# Data to process start

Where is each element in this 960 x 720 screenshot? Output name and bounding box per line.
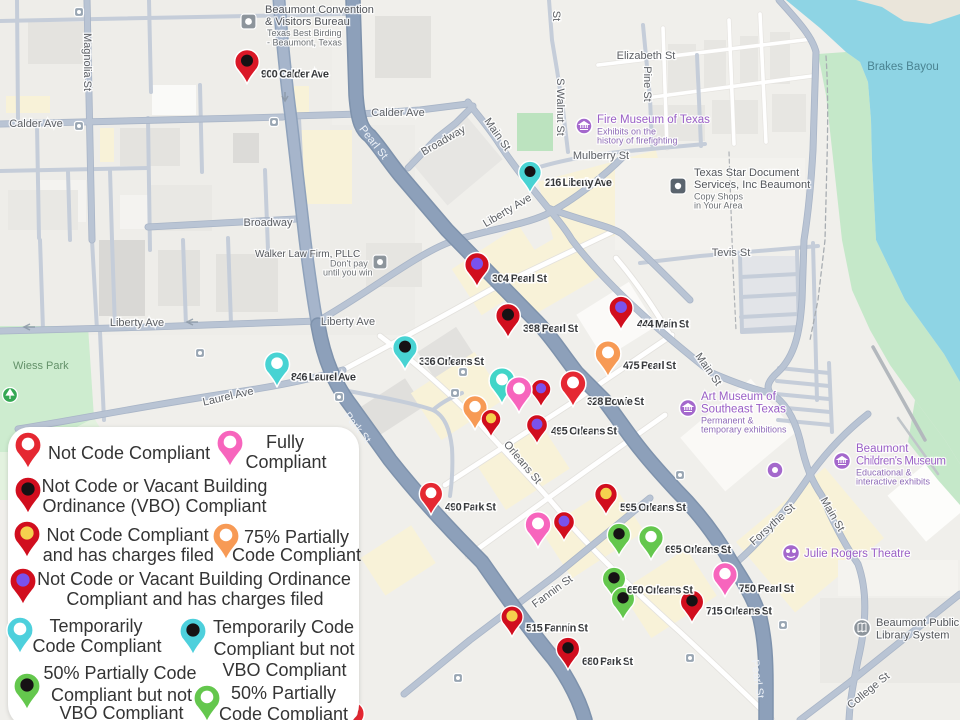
svg-text:Beaumont: Beaumont (856, 443, 909, 455)
svg-text:490 Park St: 490 Park St (445, 502, 496, 514)
svg-text:846 Laurel Ave: 846 Laurel Ave (291, 372, 356, 384)
svg-text:- Beaumont, Texas: - Beaumont, Texas (267, 38, 342, 48)
svg-text:S Walnut St: S Walnut St (554, 78, 566, 136)
svg-text:475 Pearl St: 475 Pearl St (623, 360, 676, 372)
svg-text:Broadway: Broadway (244, 217, 293, 229)
svg-text:Calder Ave: Calder Ave (371, 107, 425, 119)
svg-text:695 Orleans St: 695 Orleans St (665, 544, 731, 556)
svg-text:328 Bowie St: 328 Bowie St (587, 396, 644, 408)
svg-text:444 Main St: 444 Main St (637, 319, 689, 331)
svg-text:Liberty Ave: Liberty Ave (321, 316, 375, 328)
svg-text:Library System: Library System (876, 630, 949, 642)
svg-text:Texas Star Document: Texas Star Document (694, 167, 799, 179)
svg-text:Calder Ave: Calder Ave (9, 118, 63, 130)
svg-text:in Your Area: in Your Area (694, 201, 743, 211)
svg-text:Beaumont Convention: Beaumont Convention (265, 4, 374, 16)
svg-text:St: St (550, 11, 562, 21)
svg-text:& Visitors Bureau: & Visitors Bureau (265, 16, 350, 28)
svg-text:Liberty Ave: Liberty Ave (110, 317, 164, 329)
svg-text:until you win: until you win (323, 268, 373, 278)
svg-text:398 Pearl St: 398 Pearl St (523, 323, 578, 335)
svg-text:interactive exhibits: interactive exhibits (856, 477, 931, 487)
svg-text:history of firefighting: history of firefighting (597, 136, 678, 146)
svg-text:Texas Best Birding: Texas Best Birding (267, 28, 342, 38)
svg-text:Services, Inc Beaumont: Services, Inc Beaumont (694, 179, 810, 191)
svg-text:216 Liberty Ave: 216 Liberty Ave (545, 177, 612, 189)
svg-text:Julie Rogers Theatre: Julie Rogers Theatre (804, 548, 911, 560)
svg-text:336 Orleans St: 336 Orleans St (419, 356, 484, 368)
svg-text:Elizabeth St: Elizabeth St (617, 50, 676, 62)
svg-text:515 Fannin St: 515 Fannin St (526, 623, 588, 635)
svg-text:750 Pearl St: 750 Pearl St (739, 583, 794, 595)
svg-text:680 Park St: 680 Park St (582, 656, 633, 668)
svg-text:Magnolia St: Magnolia St (81, 33, 93, 91)
svg-text:Art Museum of: Art Museum of (701, 391, 777, 403)
svg-text:Wiess Park: Wiess Park (13, 360, 69, 372)
svg-text:Mulberry St: Mulberry St (573, 150, 629, 162)
svg-text:900 Calder Ave: 900 Calder Ave (261, 69, 329, 81)
svg-text:Brakes Bayou: Brakes Bayou (867, 61, 939, 73)
svg-text:temporary exhibitions: temporary exhibitions (701, 425, 787, 435)
svg-text:495 Orleans St: 495 Orleans St (551, 426, 617, 438)
svg-text:715 Orleans St: 715 Orleans St (706, 606, 772, 618)
svg-text:Children's Museum: Children's Museum (856, 456, 946, 468)
svg-text:Pine St: Pine St (641, 66, 653, 101)
svg-text:Southeast Texas: Southeast Texas (701, 404, 786, 416)
svg-text:Beaumont Public: Beaumont Public (876, 617, 960, 629)
svg-text:650 Orleans St: 650 Orleans St (627, 585, 693, 597)
svg-text:Tevis St: Tevis St (712, 247, 751, 259)
svg-text:Fire Museum of Texas: Fire Museum of Texas (597, 114, 710, 126)
svg-text:304 Pearl St: 304 Pearl St (492, 273, 547, 285)
svg-text:595 Orleans St: 595 Orleans St (620, 502, 686, 514)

# Data to process end

> [Aim]:
Please copy every line of the records above word for word, leaving out the picture.

> [Exercise response]:
Where is each element in this 960 x 720 screenshot? Output name and bounding box per line.
svg-text:Beaumont: Beaumont (856, 443, 909, 455)
svg-text:490 Park St: 490 Park St (445, 502, 496, 514)
svg-text:846 Laurel Ave: 846 Laurel Ave (291, 372, 356, 384)
svg-text:- Beaumont, Texas: - Beaumont, Texas (267, 38, 342, 48)
svg-text:S Walnut St: S Walnut St (554, 78, 566, 136)
svg-text:475 Pearl St: 475 Pearl St (623, 360, 676, 372)
svg-text:Broadway: Broadway (244, 217, 293, 229)
svg-text:Calder Ave: Calder Ave (371, 107, 425, 119)
svg-text:695 Orleans St: 695 Orleans St (665, 544, 731, 556)
svg-text:328 Bowie St: 328 Bowie St (587, 396, 644, 408)
svg-text:444 Main St: 444 Main St (637, 319, 689, 331)
svg-text:Liberty Ave: Liberty Ave (321, 316, 375, 328)
svg-text:Library System: Library System (876, 630, 949, 642)
svg-text:Texas Star Document: Texas Star Document (694, 167, 799, 179)
svg-text:Calder Ave: Calder Ave (9, 118, 63, 130)
svg-text:in Your Area: in Your Area (694, 201, 743, 211)
svg-text:Beaumont Convention: Beaumont Convention (265, 4, 374, 16)
svg-text:St: St (550, 11, 562, 21)
svg-text:& Visitors Bureau: & Visitors Bureau (265, 16, 350, 28)
svg-text:Liberty Ave: Liberty Ave (110, 317, 164, 329)
svg-text:until you win: until you win (323, 268, 373, 278)
svg-text:398 Pearl St: 398 Pearl St (523, 323, 578, 335)
svg-text:interactive exhibits: interactive exhibits (856, 477, 931, 487)
svg-text:history of firefighting: history of firefighting (597, 136, 678, 146)
svg-text:Texas Best Birding: Texas Best Birding (267, 28, 342, 38)
svg-text:Services, Inc Beaumont: Services, Inc Beaumont (694, 179, 810, 191)
svg-text:216 Liberty Ave: 216 Liberty Ave (545, 177, 612, 189)
svg-text:Julie Rogers Theatre: Julie Rogers Theatre (804, 548, 911, 560)
svg-text:336 Orleans St: 336 Orleans St (419, 356, 484, 368)
svg-text:Elizabeth St: Elizabeth St (617, 50, 676, 62)
svg-text:515 Fannin St: 515 Fannin St (526, 623, 588, 635)
svg-text:750 Pearl St: 750 Pearl St (739, 583, 794, 595)
svg-text:680 Park St: 680 Park St (582, 656, 633, 668)
svg-text:Magnolia St: Magnolia St (81, 33, 93, 91)
svg-text:Art Museum of: Art Museum of (701, 391, 777, 403)
svg-text:Wiess Park: Wiess Park (13, 360, 69, 372)
svg-text:Mulberry St: Mulberry St (573, 150, 629, 162)
svg-text:900 Calder Ave: 900 Calder Ave (261, 69, 329, 81)
svg-text:Brakes Bayou: Brakes Bayou (867, 61, 939, 73)
svg-text:temporary exhibitions: temporary exhibitions (701, 425, 787, 435)
svg-text:495 Orleans St: 495 Orleans St (551, 426, 617, 438)
svg-text:715 Orleans St: 715 Orleans St (706, 606, 772, 618)
svg-text:Children's Museum: Children's Museum (856, 456, 946, 468)
svg-text:Pine St: Pine St (641, 66, 653, 101)
svg-text:Southeast Texas: Southeast Texas (701, 404, 786, 416)
svg-text:Beaumont Public: Beaumont Public (876, 617, 960, 629)
svg-text:650 Orleans St: 650 Orleans St (627, 585, 693, 597)
svg-text:Tevis St: Tevis St (712, 247, 751, 259)
svg-text:Fire Museum of Texas: Fire Museum of Texas (597, 114, 710, 126)
svg-text:304 Pearl St: 304 Pearl St (492, 273, 547, 285)
svg-text:595 Orleans St: 595 Orleans St (620, 502, 686, 514)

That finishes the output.